_STATED TASK_
Report how many lines of the listing below include the word "from". Give nothing but the number.

_DATA_
+ + + + + + +

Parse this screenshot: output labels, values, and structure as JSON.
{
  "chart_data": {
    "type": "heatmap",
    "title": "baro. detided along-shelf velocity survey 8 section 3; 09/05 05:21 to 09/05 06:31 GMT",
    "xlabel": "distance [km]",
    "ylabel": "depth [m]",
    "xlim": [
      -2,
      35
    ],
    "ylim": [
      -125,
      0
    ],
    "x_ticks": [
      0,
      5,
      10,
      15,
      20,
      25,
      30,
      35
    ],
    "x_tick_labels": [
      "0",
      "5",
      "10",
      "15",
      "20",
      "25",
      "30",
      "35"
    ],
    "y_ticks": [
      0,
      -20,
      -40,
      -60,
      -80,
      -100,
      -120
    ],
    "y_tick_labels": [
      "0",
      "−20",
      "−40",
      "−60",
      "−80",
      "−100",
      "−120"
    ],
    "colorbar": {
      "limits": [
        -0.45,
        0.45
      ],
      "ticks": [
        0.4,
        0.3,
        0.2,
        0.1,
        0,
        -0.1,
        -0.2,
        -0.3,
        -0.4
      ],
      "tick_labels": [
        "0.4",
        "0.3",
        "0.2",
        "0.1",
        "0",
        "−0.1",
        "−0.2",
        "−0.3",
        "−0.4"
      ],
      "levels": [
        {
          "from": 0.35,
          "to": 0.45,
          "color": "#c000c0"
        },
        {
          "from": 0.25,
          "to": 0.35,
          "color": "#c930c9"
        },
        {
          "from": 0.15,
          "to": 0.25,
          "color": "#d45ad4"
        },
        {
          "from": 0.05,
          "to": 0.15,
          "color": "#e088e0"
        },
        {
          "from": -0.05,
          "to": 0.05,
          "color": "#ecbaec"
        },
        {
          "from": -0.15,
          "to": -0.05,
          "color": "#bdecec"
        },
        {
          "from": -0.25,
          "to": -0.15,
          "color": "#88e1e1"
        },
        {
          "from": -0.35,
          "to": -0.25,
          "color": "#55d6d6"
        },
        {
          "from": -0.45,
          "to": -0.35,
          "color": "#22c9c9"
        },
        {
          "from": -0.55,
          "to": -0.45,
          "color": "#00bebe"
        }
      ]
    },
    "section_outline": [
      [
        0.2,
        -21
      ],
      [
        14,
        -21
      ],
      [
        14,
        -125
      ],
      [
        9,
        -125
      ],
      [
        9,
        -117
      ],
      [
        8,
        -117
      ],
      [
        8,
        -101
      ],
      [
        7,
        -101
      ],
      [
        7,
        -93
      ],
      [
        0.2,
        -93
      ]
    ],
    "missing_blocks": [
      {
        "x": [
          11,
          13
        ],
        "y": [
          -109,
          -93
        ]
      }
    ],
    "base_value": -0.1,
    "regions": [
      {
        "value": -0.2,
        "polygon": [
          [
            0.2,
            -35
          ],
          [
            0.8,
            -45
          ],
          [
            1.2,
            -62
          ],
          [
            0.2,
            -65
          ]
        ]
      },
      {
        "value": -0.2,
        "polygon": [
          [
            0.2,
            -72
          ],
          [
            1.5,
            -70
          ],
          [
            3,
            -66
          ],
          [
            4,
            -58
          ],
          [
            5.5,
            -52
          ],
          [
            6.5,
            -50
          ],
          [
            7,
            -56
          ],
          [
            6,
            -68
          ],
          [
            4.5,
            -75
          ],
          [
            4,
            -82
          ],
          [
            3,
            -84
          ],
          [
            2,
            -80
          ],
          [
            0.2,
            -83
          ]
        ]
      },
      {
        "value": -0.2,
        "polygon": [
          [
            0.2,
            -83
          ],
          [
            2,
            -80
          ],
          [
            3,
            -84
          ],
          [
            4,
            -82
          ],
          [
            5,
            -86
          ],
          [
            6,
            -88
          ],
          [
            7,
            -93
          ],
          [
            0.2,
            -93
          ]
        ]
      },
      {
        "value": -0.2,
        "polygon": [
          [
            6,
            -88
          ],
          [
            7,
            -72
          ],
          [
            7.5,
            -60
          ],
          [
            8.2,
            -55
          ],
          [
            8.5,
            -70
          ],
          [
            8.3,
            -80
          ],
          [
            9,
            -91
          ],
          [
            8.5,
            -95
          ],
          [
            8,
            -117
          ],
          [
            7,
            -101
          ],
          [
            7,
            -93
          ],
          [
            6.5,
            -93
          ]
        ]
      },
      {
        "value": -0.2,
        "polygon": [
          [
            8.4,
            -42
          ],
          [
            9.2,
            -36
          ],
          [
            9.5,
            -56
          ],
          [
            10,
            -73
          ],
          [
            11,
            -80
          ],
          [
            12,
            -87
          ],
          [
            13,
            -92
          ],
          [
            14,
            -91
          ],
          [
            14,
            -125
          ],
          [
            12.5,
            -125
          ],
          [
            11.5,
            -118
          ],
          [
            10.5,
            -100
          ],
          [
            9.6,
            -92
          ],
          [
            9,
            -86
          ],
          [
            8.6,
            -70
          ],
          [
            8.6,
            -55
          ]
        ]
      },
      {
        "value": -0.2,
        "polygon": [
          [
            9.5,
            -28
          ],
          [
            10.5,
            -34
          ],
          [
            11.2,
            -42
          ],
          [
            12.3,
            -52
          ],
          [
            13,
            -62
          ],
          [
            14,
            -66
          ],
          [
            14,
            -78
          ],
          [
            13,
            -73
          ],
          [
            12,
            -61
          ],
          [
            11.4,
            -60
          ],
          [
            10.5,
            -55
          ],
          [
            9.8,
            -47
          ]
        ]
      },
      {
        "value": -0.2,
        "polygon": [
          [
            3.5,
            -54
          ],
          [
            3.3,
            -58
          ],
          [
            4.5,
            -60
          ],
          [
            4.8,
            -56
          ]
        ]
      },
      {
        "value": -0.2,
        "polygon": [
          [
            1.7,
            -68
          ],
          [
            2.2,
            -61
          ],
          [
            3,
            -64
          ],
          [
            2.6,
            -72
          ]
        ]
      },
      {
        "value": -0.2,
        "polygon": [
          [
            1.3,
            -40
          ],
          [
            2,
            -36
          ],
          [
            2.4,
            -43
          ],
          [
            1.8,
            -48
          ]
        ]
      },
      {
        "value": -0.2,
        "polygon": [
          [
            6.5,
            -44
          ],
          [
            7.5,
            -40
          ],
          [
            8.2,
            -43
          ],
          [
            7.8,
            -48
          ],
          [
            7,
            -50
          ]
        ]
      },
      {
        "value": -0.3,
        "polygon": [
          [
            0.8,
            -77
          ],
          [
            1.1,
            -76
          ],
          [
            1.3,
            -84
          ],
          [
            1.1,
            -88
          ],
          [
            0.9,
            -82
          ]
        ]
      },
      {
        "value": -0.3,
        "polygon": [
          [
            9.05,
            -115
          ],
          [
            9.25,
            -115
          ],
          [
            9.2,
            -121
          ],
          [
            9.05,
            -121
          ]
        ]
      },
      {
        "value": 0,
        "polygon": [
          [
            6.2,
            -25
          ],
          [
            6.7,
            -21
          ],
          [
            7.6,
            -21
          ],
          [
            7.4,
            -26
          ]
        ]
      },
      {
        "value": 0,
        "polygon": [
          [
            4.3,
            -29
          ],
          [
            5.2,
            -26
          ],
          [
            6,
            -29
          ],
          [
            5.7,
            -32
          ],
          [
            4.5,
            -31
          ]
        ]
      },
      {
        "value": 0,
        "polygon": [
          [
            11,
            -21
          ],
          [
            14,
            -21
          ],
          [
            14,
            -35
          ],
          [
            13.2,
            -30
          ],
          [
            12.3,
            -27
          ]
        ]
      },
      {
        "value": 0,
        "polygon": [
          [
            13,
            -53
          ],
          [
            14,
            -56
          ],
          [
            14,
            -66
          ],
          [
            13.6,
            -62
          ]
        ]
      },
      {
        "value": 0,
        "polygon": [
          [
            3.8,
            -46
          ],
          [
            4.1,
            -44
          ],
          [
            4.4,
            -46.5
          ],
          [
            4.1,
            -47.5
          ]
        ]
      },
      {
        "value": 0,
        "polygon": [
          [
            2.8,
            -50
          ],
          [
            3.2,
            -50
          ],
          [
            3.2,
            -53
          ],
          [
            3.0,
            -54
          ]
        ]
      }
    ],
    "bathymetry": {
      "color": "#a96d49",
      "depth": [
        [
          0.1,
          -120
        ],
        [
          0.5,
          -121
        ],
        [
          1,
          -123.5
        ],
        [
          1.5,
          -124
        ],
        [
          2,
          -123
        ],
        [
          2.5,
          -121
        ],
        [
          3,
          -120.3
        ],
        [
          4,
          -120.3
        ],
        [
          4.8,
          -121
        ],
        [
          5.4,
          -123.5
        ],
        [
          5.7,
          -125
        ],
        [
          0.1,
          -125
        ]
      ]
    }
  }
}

+ + + + + + +

_ANSWER BELOW_
10